— CONSIGNA —
En la nota sobre la conmemoración de la Constitución de Apatzingán, convierte en una lista breve el párrafo que comienza con «El acto protocolario» sin perder sus datos principales.

— FRAGMENTO PROPORCIONADO —

==============================

América Juárez Navarro
Apatzingán, Mich., 22 de octubre de 2025.-La conmemoración por el CCXI aniversario de la Constitución de Apatzingán de 1814, realizada este martes, estuvo marcada por reclamos, protestas y un homenaje a la memoria del citricultor Bernardo Bravo, asesinado días atrás en el Valle de Apatzingán.
El acto protocolario, en el que se entregó la Presea “Constitución de 1814” al doctor Felipe Orlando Aragón Andrade, investigador del ENES Morelia de la UNAM, inició con la petición de un minuto de silencio por parte de la presidenta de la Mesa Directiva del Congreso, Giuliana Bugarinni Torres. Sin embargo, la ceremonia pronto derivó en tensión política y en la salida de varios legisladores inconformes.
Desde tempranas horas, la Guardia Civil y la Policía Estatal instalaron vallas y cerraron accesos a la plaza principal, lo que generó inconformidad entre ciudadanos, medios de comunicación y legisladores que denunciaron impedimentos para ingresar, pese a contar con invitación.
Durante la sesión, la diputada Sandra Olimpia Garibay Esquivel (Morena) criticó el operativo de seguridad y pidió transformar el minuto de silencio en uno de aplausos para honrar la vida de Bernardo Bravo. “Lamento que usen esa fuerza para impedir el acceso a los apatzinguenses y no la utilicen para encontrar justicia. Hoy no hay nada que celebrar; es un día de luto”, declaró antes de abandonar el recinto.
A la protesta se sumaron los legisladores Hugo Vargas Rangel (PT), Belinda Hurtado Marín (Representación Parlamentaria), Vanessa Caratachea (PAN), Itze Camacho Zapiaín (Morena), Carlos Tafolla Bautista (independiente) y Guillermo Valencia Reyes (PRI), quienes exigieron sensibilidad institucional y una respuesta efectiva ante la violencia en Tierra Caliente.
El diputado Tafolla lamentó el asesinato de su amigo Bernardo Bravo, a quien describió como un defensor de los productores de limón. “El gobierno sabe dónde están los delincuentes y no los agarra. Estamos cansados de que tengan que morir personas para que reaccionen”, expresó.
En tanto, la diputada Caratachea anunció que promoverá la comparecencia del secretario de Seguridad Pública, mientras que Guillermo Valencia criticó la falta de atención del gobierno estatal ante la crisis de inseguridad.
Pese a los reclamos, la sesión continuó con el acto de entrega de la presea al Dr. Felipe Orlando Aragón Andrade, quien dedicó su reconocimiento a las comunidades indígenas y rindió homenaje a Bernardo Bravo.
En su discurso, el académico destacó los avances de los pueblos originarios de Michoacán en materia de autonomía y autogobierno, y resaltó la importancia de fortalecer sus sistemas de justicia y cooperación comunitaria. “Hoy Michoacán es un referente para muchas comunidades que demandan el reconocimiento de sus derechos. Los desafíos que enfrentamos se pueden superar como lo hacen los pueblos: en comunidad, en unidad”, afirmó.
El evento contó con la participación de autoridades de los tres poderes del estado, representantes de los cuatro órdenes de gobierno y consejos comunitarios de diversas regiones indígenas. No obstante, el clima cívico quedó ensombrecido por las protestas y los reclamos de justicia que dominaron la jornada en Apatzingán.

==============================

— Datos de análisis de la disposición de documentos —

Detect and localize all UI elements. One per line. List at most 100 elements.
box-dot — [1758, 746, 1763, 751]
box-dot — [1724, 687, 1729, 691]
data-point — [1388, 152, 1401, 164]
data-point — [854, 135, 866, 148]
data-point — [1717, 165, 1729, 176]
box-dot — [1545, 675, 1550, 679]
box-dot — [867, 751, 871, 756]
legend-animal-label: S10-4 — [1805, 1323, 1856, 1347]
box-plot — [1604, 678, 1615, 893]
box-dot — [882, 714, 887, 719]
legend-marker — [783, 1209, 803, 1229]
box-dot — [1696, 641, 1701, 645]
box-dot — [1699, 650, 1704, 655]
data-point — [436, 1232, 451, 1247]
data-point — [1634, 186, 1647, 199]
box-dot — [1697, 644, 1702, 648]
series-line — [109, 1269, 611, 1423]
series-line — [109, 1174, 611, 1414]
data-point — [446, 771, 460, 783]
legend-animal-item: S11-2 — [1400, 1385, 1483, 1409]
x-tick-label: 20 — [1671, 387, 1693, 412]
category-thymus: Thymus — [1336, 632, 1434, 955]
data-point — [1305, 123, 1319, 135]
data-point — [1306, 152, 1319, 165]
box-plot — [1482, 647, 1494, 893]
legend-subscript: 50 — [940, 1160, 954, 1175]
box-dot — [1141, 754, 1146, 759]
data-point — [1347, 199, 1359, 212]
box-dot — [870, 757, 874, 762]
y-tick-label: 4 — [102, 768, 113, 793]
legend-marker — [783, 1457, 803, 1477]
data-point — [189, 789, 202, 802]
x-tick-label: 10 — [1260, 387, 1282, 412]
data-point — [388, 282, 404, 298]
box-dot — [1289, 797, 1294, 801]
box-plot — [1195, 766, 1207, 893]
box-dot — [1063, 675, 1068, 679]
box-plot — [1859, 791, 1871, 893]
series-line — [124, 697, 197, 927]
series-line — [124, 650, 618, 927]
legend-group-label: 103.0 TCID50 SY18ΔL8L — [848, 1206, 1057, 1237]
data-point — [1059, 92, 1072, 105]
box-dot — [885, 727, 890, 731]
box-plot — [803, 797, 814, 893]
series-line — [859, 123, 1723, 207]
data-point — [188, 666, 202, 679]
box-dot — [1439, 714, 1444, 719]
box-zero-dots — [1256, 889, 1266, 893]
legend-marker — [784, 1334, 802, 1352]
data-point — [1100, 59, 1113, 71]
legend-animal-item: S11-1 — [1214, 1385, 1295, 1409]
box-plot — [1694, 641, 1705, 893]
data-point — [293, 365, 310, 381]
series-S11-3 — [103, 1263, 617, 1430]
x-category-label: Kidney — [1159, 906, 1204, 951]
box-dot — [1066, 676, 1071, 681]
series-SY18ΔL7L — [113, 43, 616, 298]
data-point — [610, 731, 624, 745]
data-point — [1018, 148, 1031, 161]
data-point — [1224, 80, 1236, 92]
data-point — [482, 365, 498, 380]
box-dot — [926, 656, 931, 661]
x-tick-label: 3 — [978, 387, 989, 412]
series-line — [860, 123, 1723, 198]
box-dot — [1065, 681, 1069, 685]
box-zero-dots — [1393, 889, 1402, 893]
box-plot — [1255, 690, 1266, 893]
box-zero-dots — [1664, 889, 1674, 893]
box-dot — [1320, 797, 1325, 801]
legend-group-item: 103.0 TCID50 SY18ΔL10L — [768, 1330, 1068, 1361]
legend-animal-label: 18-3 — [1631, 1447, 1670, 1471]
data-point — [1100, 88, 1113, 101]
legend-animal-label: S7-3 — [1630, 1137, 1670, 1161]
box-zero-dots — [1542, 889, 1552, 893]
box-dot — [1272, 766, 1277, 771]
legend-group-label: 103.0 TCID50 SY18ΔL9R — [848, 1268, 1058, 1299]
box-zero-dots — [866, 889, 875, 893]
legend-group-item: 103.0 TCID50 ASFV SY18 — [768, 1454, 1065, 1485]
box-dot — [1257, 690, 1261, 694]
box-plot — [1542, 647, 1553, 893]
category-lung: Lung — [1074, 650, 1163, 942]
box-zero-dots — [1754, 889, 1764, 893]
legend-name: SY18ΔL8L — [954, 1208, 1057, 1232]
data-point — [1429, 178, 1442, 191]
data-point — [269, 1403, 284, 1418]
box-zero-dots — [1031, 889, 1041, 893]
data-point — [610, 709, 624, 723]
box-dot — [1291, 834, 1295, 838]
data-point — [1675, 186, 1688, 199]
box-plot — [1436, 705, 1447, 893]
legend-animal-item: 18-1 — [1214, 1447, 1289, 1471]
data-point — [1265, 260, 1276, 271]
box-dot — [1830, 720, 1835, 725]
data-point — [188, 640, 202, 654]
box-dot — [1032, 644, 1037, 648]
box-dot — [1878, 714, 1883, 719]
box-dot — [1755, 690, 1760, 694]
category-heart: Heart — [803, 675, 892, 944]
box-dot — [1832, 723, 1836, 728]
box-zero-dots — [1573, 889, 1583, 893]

==============================

— RESPUESTA —
- En el acto se entregó la Presea "Constitución de 1814" al doctor Felipe Orlando Aragón Andrade, investigador del ENES Morelia de la UNAM.
- Comenzó con un minuto de silencio pedido por la presidenta de la Mesa Directiva del Congreso, Giuliana Bugarinni Torres.
- La ceremonia pronto derivó en tensión política.
- Varios legisladores inconformes abandonaron el lugar.